====== Dataset extract ======
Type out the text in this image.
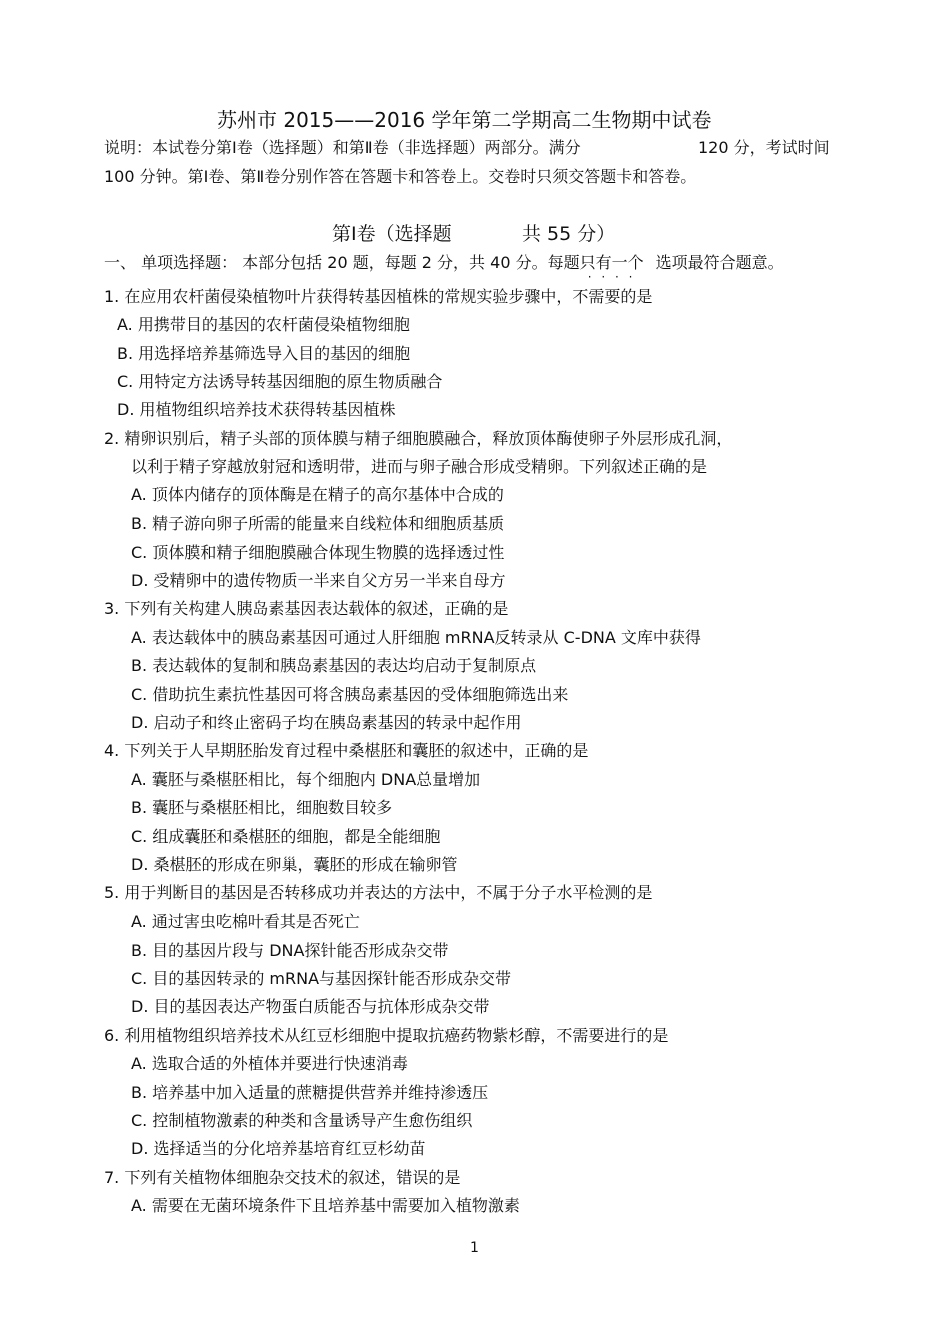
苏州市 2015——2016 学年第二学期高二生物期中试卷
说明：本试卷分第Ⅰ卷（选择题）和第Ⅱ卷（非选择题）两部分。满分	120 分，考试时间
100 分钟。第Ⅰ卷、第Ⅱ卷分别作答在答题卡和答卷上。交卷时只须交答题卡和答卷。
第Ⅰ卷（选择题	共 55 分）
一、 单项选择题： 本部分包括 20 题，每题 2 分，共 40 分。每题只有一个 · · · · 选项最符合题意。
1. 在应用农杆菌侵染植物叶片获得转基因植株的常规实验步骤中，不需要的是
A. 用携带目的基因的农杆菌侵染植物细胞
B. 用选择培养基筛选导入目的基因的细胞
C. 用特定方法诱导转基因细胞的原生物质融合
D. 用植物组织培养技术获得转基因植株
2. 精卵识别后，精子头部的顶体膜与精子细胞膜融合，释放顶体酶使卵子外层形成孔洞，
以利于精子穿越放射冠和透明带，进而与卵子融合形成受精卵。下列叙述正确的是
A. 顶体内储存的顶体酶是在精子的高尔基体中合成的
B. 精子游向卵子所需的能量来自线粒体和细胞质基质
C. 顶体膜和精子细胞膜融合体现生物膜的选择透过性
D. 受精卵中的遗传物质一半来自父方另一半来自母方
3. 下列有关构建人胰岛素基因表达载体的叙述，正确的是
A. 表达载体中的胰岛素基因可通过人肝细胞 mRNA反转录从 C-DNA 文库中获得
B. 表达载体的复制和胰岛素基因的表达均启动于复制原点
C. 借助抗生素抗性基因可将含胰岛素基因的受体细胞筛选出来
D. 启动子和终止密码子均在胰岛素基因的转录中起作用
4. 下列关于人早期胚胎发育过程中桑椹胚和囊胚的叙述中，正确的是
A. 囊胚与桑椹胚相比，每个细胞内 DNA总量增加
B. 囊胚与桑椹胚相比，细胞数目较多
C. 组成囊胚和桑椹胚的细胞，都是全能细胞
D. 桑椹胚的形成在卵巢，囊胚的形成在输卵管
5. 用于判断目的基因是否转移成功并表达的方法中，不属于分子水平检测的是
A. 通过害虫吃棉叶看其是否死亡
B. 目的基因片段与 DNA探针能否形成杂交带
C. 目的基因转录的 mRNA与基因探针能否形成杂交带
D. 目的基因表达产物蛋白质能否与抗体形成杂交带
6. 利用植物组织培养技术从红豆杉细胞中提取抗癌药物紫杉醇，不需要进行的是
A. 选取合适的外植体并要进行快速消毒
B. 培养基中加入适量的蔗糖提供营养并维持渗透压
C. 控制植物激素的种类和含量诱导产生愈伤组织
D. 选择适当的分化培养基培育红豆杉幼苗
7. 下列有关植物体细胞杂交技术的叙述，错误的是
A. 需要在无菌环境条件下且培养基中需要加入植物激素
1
======
====== Dataset extract ======
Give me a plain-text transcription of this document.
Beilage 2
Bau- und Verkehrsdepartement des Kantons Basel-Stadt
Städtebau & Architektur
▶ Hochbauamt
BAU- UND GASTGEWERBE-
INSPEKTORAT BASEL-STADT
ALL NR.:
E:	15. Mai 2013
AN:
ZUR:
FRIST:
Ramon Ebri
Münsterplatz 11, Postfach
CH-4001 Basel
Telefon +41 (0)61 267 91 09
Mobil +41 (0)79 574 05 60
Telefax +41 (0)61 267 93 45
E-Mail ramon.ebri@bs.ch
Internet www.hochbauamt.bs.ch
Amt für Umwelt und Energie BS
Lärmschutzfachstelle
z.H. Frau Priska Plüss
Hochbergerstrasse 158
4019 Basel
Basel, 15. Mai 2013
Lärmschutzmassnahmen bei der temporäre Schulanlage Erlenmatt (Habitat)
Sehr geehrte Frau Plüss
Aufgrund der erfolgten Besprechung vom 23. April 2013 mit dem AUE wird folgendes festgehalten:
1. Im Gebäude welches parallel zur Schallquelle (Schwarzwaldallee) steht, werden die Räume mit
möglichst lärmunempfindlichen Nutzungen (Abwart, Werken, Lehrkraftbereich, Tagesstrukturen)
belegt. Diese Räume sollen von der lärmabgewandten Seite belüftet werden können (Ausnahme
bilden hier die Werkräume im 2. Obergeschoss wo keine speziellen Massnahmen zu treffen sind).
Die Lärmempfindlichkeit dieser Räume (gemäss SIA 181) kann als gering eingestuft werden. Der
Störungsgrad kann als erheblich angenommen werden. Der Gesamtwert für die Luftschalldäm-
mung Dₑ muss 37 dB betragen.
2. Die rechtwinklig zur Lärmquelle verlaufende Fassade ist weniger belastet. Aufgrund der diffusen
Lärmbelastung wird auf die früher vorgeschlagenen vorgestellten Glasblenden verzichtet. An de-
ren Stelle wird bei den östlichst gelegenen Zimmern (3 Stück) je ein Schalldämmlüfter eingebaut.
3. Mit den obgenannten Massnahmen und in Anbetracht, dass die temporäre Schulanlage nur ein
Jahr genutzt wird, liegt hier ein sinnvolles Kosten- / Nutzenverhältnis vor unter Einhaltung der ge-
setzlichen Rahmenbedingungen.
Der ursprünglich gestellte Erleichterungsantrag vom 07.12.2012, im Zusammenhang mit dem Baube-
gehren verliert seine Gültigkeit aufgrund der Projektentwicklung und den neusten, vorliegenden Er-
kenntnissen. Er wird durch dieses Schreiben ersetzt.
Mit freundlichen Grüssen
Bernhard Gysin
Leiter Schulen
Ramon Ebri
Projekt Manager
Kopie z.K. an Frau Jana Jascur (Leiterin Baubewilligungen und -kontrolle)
======
All lines above that contain the word "Plüss" are to be copied.

z.H. Frau Priska Plüss
Sehr geehrte Frau Plüss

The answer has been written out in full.